## Begin EXTRACTED MATERIAL

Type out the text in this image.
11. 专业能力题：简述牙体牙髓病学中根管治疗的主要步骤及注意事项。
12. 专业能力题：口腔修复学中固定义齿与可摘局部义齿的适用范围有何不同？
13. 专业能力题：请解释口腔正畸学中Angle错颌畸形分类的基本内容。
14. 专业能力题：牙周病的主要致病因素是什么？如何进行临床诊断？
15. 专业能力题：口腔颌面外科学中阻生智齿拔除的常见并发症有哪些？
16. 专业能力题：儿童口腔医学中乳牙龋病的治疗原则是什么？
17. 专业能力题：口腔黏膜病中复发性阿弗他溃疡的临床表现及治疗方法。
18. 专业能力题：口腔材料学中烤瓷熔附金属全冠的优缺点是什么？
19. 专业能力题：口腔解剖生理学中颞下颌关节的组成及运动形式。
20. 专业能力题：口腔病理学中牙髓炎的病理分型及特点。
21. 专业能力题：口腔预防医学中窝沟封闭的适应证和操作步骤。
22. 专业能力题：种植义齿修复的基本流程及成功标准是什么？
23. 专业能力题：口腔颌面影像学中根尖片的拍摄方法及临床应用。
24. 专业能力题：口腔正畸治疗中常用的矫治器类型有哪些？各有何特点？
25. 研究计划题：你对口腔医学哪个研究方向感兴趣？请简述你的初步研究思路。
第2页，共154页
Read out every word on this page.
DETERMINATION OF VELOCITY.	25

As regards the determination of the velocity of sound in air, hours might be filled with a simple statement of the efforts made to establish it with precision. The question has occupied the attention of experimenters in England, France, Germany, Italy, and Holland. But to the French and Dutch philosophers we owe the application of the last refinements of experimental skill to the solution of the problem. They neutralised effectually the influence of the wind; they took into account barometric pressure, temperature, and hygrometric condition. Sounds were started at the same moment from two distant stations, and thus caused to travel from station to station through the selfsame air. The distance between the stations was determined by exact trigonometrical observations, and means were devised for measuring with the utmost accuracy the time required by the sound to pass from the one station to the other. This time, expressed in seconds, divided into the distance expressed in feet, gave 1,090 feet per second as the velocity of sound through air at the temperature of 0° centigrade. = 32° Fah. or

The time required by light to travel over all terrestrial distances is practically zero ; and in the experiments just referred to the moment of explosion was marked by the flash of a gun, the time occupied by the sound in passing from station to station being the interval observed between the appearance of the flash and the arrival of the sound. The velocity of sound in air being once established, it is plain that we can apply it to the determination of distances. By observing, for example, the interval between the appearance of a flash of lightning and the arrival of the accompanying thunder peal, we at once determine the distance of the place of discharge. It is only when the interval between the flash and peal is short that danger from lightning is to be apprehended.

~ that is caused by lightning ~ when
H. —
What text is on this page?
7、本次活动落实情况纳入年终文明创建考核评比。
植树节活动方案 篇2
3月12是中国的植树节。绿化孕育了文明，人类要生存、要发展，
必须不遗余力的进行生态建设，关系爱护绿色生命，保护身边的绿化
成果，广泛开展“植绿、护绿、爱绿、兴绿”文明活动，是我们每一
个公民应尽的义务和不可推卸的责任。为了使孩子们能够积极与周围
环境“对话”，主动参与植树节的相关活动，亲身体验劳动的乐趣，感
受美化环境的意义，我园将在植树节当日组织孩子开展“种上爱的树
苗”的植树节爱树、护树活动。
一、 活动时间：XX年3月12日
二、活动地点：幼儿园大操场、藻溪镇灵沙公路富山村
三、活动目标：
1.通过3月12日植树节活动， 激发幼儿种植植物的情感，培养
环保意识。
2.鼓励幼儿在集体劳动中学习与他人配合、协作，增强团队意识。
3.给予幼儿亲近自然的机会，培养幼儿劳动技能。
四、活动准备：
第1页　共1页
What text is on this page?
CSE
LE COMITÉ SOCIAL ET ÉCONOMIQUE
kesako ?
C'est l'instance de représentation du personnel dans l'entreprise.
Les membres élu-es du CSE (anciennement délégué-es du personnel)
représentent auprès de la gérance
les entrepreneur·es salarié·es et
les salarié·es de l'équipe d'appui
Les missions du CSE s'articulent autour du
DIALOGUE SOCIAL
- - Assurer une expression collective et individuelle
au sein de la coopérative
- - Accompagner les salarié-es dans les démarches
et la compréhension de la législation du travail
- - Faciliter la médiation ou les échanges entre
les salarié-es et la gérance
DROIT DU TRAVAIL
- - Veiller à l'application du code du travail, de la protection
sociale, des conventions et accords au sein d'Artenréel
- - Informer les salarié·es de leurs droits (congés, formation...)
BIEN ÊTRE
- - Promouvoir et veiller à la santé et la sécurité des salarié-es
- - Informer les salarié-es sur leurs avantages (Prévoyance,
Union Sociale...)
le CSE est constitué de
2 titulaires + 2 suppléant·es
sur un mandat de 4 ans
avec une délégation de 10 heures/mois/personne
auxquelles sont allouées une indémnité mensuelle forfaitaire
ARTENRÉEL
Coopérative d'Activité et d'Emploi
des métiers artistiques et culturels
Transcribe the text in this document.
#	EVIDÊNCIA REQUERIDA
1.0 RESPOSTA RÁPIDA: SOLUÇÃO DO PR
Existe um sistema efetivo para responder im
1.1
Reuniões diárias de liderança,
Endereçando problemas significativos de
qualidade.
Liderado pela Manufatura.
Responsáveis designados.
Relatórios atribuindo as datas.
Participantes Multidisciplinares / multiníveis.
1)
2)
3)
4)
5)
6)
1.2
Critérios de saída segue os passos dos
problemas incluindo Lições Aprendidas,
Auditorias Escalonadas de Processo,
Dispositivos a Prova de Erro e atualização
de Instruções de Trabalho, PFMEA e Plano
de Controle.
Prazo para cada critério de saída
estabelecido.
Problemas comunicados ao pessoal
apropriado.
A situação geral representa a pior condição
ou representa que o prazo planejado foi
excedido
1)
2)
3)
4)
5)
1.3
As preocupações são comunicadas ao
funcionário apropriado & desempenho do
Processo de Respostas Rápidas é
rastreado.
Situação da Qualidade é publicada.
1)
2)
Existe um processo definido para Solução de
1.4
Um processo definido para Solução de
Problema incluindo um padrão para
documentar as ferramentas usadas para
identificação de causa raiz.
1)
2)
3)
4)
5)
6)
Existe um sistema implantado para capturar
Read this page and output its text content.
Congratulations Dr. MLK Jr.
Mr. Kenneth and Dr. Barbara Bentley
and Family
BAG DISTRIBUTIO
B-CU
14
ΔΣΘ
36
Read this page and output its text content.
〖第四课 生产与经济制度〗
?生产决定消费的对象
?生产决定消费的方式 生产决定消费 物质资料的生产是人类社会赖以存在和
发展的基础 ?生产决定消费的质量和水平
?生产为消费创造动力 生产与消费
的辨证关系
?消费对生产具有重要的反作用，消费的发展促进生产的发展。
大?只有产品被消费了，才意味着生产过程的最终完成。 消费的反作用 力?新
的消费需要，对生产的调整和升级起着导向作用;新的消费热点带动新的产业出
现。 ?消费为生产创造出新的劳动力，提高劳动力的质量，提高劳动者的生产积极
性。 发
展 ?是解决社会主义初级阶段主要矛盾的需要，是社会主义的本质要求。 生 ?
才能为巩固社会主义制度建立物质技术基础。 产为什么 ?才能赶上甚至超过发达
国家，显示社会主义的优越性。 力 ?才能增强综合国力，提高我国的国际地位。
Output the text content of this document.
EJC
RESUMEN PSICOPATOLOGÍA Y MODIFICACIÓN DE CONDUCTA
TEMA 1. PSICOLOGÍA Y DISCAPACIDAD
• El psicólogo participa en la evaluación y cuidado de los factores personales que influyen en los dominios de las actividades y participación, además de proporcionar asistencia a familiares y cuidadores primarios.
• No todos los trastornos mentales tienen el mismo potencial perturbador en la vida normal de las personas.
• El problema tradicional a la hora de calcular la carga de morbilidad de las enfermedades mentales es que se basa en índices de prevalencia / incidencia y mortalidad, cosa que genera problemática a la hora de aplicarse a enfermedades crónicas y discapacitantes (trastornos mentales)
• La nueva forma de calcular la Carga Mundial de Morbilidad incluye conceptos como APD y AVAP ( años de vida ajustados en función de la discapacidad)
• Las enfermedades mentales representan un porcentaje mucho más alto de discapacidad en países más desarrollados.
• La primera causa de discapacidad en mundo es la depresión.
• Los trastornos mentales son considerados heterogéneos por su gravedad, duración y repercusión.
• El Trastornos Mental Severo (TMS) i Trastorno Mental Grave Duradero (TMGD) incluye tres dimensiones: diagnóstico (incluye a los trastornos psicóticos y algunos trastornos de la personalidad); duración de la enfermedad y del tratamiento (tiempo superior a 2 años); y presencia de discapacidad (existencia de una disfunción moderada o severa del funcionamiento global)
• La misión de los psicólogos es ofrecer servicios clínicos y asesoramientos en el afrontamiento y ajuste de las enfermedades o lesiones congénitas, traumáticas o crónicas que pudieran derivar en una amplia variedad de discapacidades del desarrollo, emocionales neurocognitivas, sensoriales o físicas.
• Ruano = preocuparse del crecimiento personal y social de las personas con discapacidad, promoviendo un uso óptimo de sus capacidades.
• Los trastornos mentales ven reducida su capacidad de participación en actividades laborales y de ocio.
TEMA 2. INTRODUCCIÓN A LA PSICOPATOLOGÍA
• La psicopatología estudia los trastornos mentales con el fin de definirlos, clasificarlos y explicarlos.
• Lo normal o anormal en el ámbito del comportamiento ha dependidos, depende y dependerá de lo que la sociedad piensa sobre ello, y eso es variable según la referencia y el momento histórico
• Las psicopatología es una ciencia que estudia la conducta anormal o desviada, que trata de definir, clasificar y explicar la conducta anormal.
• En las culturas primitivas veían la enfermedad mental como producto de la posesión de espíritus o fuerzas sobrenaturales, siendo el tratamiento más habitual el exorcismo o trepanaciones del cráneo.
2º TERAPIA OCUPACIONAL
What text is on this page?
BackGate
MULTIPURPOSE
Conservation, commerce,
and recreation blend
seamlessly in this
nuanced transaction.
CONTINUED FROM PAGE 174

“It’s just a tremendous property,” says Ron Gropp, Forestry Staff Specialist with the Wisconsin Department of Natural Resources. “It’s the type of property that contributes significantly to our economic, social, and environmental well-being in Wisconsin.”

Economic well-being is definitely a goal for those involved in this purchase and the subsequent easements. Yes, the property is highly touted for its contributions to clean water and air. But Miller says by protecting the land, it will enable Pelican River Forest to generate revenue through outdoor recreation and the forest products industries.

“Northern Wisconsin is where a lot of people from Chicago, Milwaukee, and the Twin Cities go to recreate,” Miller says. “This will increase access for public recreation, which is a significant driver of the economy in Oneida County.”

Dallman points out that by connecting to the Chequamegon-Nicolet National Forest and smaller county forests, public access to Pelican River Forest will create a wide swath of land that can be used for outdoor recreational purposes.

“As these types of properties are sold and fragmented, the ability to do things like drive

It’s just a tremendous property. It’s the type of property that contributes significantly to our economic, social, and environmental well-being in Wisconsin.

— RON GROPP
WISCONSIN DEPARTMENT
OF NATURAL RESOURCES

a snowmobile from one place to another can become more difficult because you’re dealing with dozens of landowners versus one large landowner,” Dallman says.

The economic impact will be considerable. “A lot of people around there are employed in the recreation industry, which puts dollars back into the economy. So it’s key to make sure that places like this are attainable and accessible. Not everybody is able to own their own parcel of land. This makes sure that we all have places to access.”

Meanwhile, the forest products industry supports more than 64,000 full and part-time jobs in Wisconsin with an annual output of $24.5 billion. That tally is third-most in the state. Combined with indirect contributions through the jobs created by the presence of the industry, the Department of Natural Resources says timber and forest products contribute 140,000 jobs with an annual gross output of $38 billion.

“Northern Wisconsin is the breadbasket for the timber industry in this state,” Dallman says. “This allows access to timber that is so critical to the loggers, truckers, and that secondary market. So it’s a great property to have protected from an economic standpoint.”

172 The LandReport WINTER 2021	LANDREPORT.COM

## End EXTRACTED MATERIAL

STATED TASK :: Find every line in the listing that holds the string "contributions", then say how many there are as a bare number.

THE ANSWER :: 2